WHAT YOU ARE ASKED TO DO ::
Identify all lines in the listing that include the word "cash", and copy them out.

EXTRACTED RECORDS ::

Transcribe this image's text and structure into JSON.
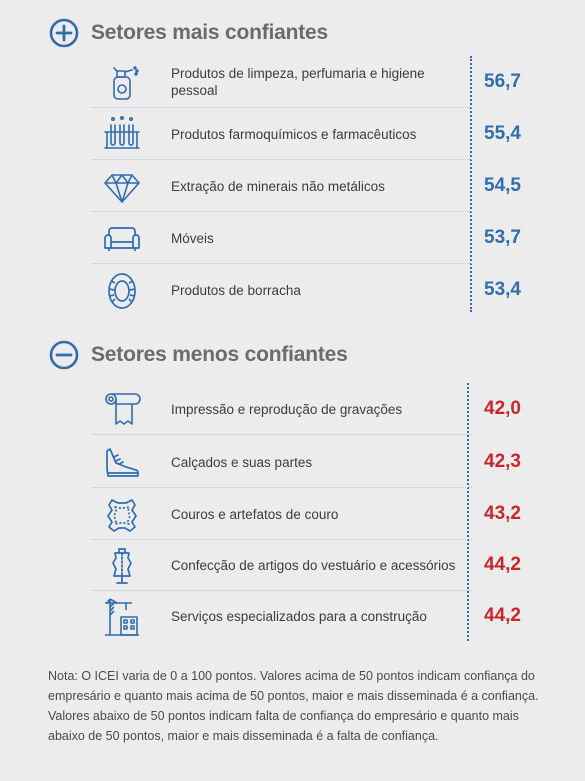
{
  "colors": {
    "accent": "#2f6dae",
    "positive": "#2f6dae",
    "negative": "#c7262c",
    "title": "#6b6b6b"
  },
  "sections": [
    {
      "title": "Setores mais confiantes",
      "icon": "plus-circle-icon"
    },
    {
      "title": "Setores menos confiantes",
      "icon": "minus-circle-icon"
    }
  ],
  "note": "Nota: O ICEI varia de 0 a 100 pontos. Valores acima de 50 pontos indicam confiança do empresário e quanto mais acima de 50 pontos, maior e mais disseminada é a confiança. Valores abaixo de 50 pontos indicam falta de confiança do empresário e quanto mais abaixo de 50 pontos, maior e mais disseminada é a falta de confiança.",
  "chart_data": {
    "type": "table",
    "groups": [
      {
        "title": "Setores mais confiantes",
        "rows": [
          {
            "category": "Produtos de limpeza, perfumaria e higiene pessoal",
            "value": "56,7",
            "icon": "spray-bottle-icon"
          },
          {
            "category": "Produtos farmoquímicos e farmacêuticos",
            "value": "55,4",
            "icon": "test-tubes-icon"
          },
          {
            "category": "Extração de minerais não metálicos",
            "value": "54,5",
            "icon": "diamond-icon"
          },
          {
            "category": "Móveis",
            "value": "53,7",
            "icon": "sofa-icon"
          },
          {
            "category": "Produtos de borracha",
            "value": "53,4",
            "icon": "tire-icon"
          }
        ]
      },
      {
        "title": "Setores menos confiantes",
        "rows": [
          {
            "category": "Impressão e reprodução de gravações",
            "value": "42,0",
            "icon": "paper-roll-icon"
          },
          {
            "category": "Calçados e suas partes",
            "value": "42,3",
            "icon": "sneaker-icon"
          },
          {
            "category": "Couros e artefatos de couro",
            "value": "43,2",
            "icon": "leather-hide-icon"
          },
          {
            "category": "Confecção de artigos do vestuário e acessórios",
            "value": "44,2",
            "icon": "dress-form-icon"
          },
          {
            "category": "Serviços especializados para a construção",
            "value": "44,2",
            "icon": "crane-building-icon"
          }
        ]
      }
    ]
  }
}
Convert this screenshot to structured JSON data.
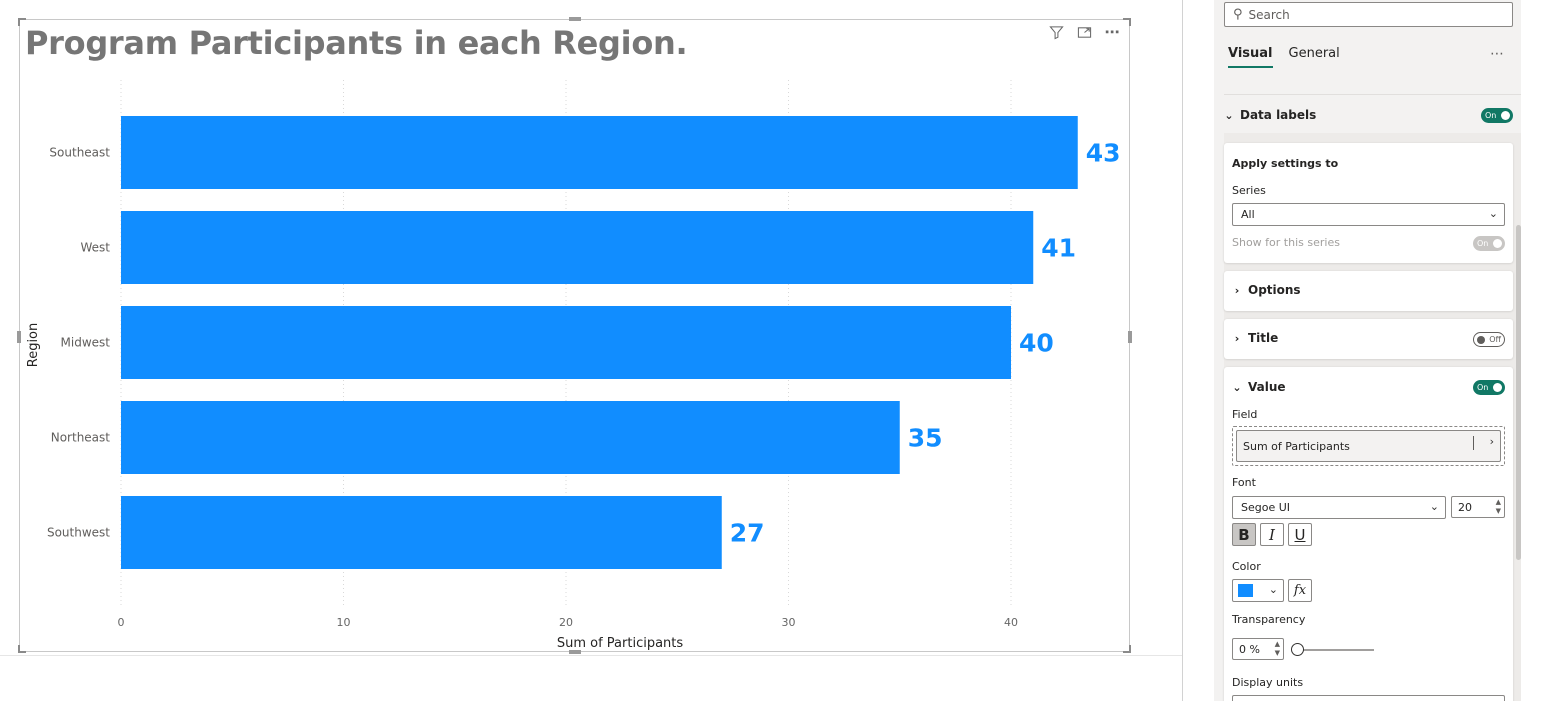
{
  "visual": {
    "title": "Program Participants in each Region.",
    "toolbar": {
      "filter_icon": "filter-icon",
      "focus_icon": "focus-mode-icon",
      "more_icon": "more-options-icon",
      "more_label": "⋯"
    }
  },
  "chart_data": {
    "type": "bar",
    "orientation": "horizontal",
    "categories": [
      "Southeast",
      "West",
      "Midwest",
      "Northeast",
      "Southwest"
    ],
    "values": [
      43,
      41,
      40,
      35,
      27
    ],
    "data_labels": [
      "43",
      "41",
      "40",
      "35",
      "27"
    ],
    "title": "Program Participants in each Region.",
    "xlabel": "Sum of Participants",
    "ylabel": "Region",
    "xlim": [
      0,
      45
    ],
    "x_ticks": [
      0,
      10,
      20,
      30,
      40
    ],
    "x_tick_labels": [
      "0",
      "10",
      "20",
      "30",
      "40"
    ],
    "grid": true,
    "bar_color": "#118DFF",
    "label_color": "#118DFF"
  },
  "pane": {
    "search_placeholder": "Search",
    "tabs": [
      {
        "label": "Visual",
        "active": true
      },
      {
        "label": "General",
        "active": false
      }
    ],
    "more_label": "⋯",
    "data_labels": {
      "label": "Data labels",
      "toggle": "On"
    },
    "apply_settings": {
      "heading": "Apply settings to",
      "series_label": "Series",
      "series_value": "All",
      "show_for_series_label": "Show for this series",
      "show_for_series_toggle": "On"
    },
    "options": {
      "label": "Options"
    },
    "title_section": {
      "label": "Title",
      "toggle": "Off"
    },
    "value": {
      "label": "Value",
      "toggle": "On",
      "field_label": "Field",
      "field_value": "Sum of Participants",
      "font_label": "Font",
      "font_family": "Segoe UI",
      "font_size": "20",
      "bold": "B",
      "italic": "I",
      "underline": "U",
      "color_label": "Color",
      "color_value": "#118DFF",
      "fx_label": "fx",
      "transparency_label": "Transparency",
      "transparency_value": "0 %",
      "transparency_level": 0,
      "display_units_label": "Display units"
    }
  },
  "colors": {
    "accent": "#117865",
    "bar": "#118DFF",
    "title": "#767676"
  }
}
--
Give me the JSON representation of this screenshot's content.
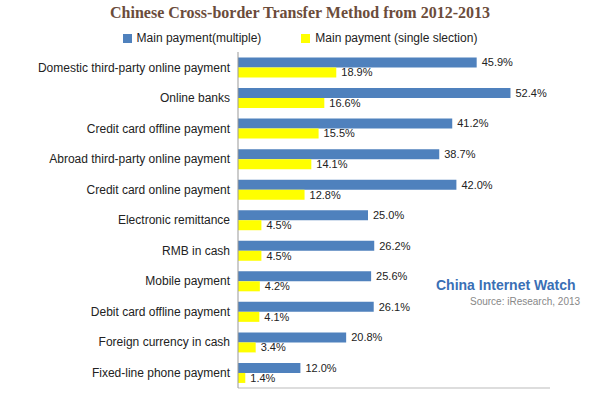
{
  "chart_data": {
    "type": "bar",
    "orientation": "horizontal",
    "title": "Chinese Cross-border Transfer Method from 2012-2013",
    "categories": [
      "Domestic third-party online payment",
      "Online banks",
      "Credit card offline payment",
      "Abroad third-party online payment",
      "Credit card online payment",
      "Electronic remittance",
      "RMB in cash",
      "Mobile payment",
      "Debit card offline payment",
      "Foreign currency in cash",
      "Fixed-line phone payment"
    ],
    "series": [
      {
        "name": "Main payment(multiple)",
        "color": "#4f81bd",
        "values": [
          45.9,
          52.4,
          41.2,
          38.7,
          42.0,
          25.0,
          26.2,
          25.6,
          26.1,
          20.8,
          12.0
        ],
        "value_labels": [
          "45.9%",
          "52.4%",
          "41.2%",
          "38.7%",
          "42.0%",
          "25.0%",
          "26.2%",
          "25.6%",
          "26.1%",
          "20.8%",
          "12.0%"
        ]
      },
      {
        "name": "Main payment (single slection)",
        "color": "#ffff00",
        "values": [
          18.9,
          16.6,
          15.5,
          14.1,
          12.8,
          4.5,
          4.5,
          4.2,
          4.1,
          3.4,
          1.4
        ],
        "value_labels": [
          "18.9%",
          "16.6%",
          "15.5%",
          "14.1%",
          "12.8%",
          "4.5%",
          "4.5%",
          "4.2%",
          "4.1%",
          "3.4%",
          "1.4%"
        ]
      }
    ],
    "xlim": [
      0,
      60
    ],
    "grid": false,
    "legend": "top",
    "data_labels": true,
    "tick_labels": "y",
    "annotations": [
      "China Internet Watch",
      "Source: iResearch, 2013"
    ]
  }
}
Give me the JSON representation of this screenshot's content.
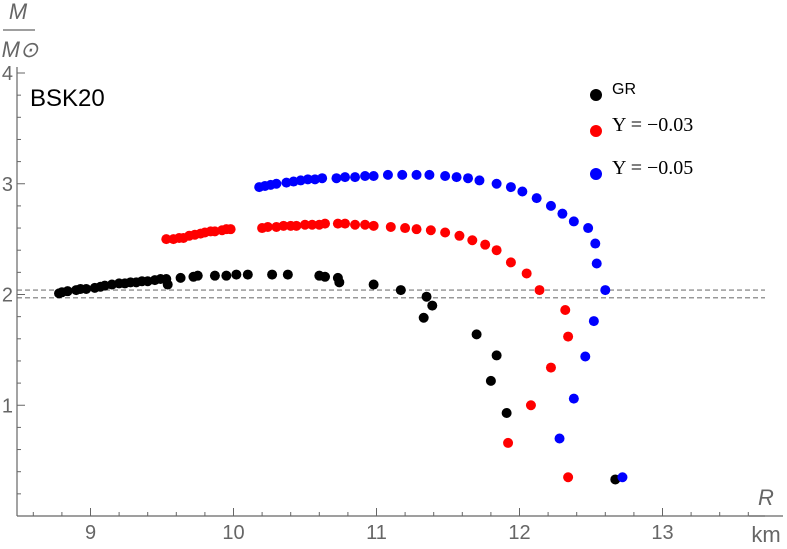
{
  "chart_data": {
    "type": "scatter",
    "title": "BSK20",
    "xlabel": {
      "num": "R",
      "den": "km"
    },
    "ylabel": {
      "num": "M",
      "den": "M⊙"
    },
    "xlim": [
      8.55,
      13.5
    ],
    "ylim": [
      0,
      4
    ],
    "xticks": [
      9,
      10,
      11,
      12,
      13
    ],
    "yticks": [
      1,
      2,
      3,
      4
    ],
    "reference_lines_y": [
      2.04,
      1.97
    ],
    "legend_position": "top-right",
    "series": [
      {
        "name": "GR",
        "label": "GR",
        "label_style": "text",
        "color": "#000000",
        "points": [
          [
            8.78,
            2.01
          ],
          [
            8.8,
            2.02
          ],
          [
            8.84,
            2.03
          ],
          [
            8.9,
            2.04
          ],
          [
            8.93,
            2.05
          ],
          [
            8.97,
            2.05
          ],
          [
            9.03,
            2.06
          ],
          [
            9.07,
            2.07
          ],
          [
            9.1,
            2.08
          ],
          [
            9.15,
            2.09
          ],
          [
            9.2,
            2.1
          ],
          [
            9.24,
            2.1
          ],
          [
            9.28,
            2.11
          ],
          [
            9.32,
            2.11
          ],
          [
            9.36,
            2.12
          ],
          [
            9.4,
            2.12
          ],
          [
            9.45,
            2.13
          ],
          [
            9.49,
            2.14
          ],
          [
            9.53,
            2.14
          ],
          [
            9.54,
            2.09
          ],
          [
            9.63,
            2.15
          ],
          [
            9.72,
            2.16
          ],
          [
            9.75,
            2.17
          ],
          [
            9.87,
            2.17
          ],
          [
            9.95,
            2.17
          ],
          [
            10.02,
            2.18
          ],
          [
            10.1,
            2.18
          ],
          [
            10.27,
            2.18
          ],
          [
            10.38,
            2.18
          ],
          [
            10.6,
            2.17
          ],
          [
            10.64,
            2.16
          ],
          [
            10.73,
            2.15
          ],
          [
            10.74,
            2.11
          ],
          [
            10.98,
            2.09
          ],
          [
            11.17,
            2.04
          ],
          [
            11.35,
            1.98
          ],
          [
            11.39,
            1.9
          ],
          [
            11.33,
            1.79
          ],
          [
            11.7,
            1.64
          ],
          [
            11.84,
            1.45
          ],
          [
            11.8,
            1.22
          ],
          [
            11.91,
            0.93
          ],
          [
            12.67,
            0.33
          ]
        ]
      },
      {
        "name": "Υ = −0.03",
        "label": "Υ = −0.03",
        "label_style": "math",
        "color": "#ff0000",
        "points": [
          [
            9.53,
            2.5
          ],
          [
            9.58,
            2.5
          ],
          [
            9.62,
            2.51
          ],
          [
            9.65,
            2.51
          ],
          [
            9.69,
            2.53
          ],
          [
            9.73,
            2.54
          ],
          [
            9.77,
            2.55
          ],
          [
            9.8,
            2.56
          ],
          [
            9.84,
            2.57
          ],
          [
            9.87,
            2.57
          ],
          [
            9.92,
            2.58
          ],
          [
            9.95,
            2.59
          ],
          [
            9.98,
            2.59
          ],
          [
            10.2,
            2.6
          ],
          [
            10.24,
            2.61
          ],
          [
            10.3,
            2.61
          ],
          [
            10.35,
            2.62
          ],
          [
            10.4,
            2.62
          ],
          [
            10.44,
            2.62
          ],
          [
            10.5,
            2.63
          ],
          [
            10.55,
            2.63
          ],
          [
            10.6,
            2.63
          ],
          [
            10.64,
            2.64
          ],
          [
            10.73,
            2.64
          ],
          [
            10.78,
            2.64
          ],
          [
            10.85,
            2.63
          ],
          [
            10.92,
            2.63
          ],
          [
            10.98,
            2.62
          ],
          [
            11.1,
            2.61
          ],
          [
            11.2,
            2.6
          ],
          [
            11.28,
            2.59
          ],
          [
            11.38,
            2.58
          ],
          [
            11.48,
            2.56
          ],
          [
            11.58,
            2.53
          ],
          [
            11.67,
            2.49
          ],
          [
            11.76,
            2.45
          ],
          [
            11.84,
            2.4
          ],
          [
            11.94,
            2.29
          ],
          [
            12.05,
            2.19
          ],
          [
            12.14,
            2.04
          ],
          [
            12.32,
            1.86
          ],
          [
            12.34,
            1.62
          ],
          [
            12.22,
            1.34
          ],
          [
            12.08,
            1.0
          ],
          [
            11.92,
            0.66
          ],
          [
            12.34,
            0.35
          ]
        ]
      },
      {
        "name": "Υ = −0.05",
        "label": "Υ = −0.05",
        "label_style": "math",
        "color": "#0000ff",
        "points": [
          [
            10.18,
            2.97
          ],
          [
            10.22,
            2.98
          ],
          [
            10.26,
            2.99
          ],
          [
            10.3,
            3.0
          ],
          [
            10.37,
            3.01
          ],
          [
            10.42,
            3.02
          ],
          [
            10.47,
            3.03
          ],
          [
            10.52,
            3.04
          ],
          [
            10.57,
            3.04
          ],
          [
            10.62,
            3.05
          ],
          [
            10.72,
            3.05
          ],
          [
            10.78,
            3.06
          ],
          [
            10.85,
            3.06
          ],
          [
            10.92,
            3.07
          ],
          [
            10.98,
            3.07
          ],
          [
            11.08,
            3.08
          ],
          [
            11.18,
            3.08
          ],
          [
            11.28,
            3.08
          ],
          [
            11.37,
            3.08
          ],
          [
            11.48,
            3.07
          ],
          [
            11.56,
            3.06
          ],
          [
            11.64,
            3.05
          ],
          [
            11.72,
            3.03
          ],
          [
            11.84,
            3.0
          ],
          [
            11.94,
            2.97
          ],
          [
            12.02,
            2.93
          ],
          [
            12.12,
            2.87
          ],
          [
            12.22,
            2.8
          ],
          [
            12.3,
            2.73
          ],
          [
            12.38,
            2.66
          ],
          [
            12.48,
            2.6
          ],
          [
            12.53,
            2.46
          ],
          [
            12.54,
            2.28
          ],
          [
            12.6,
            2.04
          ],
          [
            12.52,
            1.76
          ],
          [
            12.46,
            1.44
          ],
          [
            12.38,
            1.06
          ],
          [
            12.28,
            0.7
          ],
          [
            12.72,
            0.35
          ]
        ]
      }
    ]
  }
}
...
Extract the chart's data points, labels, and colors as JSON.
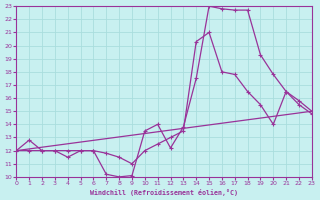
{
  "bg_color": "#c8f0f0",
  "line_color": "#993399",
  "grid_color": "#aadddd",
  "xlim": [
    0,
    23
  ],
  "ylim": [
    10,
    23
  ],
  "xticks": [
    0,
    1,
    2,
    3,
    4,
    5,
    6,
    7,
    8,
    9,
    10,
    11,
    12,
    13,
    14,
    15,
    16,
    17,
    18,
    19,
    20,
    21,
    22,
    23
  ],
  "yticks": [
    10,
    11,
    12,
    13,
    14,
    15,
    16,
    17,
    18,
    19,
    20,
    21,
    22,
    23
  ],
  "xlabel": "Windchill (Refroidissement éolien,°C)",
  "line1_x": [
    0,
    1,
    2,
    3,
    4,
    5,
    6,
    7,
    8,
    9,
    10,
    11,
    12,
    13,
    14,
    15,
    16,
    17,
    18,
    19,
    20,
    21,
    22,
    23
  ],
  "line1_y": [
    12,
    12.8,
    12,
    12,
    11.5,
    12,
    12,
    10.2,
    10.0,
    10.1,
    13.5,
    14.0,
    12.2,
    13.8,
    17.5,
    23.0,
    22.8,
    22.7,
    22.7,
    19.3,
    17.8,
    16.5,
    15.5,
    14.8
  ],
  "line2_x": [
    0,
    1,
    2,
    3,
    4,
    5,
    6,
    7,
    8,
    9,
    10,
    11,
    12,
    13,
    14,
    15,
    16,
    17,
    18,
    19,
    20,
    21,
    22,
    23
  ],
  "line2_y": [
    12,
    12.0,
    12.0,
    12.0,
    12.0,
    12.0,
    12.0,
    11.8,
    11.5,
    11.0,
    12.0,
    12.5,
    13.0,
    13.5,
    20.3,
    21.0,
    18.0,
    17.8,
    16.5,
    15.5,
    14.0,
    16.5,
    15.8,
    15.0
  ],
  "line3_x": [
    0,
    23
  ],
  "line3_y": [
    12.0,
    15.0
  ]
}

EXPECTED ANSWER ::
      "RMB in cash",
      "Foreign currency in cash",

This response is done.